Part of a data file
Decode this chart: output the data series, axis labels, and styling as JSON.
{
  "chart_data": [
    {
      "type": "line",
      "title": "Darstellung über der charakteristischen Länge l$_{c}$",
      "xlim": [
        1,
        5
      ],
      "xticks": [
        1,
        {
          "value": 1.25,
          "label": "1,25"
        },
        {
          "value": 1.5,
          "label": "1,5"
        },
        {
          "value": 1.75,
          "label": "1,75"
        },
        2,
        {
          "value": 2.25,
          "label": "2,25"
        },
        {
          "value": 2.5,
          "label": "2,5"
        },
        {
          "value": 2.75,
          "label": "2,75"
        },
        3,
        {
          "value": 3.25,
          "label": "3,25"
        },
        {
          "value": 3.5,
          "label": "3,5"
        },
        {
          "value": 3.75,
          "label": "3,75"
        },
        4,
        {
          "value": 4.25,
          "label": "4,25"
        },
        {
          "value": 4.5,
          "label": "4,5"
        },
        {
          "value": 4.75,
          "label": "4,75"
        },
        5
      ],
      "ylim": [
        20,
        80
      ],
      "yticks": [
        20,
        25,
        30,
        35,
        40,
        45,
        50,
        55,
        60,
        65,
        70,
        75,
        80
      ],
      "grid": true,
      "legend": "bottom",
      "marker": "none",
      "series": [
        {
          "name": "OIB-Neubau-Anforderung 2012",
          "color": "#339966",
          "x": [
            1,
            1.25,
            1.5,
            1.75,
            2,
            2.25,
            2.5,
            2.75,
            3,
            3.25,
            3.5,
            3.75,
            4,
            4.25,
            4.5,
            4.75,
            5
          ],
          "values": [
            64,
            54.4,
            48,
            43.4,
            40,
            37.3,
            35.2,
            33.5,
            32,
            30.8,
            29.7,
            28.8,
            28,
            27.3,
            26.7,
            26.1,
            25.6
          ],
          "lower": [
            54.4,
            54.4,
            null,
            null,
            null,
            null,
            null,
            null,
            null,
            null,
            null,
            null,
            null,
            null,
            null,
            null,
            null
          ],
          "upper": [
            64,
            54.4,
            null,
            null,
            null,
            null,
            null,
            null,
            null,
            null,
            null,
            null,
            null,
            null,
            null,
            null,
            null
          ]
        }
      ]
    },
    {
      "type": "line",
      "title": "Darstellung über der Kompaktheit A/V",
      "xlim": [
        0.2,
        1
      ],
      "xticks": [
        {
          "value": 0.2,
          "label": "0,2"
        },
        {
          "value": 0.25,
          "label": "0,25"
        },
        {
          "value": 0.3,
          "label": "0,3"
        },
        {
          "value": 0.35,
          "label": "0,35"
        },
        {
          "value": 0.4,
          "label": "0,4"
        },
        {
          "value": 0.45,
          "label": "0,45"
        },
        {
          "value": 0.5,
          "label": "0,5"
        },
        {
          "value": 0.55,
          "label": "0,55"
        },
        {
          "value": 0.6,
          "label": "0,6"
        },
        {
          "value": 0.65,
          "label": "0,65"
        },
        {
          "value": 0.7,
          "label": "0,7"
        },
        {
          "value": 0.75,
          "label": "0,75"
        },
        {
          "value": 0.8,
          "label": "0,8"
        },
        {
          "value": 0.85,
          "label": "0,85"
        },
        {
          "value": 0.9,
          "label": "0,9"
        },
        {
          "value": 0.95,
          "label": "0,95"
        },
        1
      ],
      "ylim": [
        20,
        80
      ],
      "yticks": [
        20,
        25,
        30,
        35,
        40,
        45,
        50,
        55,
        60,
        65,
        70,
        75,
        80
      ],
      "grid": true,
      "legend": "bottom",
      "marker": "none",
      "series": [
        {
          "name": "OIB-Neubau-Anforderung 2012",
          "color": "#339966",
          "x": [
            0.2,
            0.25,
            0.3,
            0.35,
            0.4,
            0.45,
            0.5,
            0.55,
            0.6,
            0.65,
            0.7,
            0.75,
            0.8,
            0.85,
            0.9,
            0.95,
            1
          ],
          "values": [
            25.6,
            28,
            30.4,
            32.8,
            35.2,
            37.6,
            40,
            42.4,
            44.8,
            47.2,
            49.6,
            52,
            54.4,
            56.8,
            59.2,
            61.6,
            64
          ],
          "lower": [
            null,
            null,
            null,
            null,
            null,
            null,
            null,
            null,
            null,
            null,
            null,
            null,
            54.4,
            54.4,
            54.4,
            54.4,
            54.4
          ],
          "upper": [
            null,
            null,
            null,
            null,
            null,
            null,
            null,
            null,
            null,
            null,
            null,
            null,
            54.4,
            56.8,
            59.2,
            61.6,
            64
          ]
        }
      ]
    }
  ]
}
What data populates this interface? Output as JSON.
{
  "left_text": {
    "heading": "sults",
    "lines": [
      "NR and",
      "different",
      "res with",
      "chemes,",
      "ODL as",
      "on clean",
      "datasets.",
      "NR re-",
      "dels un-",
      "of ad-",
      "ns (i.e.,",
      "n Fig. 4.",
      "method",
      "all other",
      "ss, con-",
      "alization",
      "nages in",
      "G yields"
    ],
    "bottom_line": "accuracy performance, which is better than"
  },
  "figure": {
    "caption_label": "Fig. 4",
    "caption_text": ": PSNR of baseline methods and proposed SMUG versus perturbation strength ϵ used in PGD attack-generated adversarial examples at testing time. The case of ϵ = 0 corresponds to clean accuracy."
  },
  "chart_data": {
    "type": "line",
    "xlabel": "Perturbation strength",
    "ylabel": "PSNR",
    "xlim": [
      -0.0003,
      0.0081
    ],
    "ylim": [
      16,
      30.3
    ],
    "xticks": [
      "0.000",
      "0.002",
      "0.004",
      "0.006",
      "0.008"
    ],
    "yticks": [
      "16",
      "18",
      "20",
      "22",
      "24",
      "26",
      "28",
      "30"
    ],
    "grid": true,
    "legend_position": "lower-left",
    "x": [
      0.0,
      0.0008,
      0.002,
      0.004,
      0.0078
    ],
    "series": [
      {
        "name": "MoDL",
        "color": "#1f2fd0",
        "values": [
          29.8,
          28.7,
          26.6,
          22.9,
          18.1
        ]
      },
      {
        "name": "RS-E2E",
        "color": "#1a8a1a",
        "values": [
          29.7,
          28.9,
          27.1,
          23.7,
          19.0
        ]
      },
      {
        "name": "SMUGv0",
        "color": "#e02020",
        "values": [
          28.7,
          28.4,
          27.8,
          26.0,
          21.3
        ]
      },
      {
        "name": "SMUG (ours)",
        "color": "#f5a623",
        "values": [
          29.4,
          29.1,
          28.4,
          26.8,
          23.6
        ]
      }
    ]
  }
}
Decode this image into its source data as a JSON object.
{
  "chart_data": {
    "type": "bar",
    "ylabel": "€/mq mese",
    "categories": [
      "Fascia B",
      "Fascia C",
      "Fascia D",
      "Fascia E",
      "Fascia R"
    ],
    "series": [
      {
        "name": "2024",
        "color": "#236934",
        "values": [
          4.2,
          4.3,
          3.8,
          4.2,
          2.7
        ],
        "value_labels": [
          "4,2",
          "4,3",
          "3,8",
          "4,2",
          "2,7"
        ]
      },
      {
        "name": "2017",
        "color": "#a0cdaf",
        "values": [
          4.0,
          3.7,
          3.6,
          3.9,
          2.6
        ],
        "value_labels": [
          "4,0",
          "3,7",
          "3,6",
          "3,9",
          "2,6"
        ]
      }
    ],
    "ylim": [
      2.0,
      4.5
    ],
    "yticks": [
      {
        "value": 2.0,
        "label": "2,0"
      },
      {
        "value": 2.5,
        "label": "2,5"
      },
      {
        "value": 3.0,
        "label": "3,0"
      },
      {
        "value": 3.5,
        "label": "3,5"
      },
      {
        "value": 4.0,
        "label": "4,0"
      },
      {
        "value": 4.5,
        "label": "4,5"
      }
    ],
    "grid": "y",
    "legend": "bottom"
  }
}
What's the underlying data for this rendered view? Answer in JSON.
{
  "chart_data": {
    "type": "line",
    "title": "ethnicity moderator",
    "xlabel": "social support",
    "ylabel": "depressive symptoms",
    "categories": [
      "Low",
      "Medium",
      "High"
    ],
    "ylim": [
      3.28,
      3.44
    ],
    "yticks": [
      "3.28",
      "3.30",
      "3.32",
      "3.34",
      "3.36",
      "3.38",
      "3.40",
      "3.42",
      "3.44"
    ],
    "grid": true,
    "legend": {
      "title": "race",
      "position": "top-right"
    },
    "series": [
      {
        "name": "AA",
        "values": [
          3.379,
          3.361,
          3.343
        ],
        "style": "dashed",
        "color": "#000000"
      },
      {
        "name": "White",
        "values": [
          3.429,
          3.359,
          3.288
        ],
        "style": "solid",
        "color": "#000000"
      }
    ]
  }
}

[What is expected]:
Go through the entries above and copy every line containing "über".

[Problem solution]:
      "title": "Darstellung über der charakteristischen Länge l$_{c}$",
      "title": "Darstellung über der Kompaktheit A/V",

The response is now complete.